### The request
Among the entries below, find the lines with "IBRAHIM" and copy them.

### Provided information
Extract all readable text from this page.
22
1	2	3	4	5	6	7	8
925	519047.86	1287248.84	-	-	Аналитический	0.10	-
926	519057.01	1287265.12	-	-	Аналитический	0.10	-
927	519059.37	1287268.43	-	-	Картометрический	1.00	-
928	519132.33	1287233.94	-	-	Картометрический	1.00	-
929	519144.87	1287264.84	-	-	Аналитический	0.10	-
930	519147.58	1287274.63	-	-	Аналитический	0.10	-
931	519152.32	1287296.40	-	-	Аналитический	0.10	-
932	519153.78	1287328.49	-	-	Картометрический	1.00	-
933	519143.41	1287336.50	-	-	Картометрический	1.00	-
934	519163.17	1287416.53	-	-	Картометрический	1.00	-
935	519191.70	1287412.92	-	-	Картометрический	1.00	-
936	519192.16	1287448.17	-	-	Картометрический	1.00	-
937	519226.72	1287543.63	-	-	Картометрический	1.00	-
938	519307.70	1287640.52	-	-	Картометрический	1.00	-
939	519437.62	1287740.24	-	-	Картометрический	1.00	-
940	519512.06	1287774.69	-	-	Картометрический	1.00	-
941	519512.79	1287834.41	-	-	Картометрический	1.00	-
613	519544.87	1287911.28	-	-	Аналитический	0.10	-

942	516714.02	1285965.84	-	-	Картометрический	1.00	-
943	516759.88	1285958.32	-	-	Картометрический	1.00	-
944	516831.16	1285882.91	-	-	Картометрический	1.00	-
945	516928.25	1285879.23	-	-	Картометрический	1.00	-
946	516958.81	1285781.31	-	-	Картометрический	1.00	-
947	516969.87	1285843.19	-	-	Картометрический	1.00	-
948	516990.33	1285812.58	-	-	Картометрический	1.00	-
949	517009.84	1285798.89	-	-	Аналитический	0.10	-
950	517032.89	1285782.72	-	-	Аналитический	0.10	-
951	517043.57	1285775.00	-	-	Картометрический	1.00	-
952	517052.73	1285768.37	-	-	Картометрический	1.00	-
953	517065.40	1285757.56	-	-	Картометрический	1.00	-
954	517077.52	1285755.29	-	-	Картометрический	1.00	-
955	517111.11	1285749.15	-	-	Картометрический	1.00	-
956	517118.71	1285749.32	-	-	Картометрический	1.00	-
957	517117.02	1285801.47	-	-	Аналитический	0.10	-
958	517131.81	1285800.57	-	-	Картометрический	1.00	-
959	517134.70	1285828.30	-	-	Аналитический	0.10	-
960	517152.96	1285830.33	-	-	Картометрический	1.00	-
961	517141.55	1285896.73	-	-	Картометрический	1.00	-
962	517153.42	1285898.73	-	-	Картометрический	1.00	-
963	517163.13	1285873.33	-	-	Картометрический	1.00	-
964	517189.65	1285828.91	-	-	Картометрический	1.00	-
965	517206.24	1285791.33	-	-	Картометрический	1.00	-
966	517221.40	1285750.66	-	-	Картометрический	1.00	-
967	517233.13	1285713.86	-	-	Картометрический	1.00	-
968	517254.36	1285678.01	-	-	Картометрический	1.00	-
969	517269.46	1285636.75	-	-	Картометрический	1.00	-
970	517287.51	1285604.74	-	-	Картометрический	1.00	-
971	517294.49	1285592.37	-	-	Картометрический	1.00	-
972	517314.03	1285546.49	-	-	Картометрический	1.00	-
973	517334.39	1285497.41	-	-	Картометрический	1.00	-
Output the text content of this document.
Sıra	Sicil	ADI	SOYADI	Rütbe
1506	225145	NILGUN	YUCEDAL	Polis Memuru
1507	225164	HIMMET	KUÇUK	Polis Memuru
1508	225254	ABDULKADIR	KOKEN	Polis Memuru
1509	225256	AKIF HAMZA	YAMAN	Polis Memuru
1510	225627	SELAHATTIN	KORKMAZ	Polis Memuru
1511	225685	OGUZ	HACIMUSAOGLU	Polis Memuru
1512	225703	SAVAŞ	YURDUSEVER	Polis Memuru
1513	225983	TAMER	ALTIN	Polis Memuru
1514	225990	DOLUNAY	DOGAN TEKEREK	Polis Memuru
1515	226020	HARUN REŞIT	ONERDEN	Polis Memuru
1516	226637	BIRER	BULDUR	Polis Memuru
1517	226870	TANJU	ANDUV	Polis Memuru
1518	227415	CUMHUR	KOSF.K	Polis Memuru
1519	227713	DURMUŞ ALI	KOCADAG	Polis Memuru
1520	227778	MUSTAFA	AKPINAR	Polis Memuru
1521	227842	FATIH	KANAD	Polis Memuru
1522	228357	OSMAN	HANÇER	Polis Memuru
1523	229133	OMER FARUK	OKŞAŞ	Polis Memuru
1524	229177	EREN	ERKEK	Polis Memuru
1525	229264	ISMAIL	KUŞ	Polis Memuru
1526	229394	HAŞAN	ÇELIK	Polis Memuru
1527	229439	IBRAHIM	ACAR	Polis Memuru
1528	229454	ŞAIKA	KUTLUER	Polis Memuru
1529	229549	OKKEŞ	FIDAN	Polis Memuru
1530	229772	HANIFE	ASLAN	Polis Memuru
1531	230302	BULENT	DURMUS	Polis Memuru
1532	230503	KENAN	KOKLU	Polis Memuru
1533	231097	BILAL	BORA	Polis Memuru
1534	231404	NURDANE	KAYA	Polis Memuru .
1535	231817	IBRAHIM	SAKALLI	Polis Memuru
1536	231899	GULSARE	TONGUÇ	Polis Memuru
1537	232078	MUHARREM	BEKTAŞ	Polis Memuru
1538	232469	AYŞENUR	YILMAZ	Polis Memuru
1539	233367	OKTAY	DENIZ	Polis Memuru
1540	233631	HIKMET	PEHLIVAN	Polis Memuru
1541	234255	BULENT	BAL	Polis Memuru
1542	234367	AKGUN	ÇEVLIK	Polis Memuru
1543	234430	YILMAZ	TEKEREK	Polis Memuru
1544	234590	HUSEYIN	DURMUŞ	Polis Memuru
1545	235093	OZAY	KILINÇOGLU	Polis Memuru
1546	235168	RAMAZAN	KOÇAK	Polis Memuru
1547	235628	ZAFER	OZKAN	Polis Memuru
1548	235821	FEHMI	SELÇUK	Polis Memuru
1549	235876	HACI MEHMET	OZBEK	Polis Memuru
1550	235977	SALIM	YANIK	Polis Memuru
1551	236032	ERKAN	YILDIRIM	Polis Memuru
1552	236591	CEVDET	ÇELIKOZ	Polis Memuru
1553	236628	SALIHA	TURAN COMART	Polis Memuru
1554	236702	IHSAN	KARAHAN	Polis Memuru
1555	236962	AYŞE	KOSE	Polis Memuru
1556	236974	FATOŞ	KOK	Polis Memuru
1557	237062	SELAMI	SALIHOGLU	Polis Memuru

### Exercise solution
1527	229439	IBRAHIM	ACAR	Polis Memuru
1535	231817	IBRAHIM	SAKALLI	Polis Memuru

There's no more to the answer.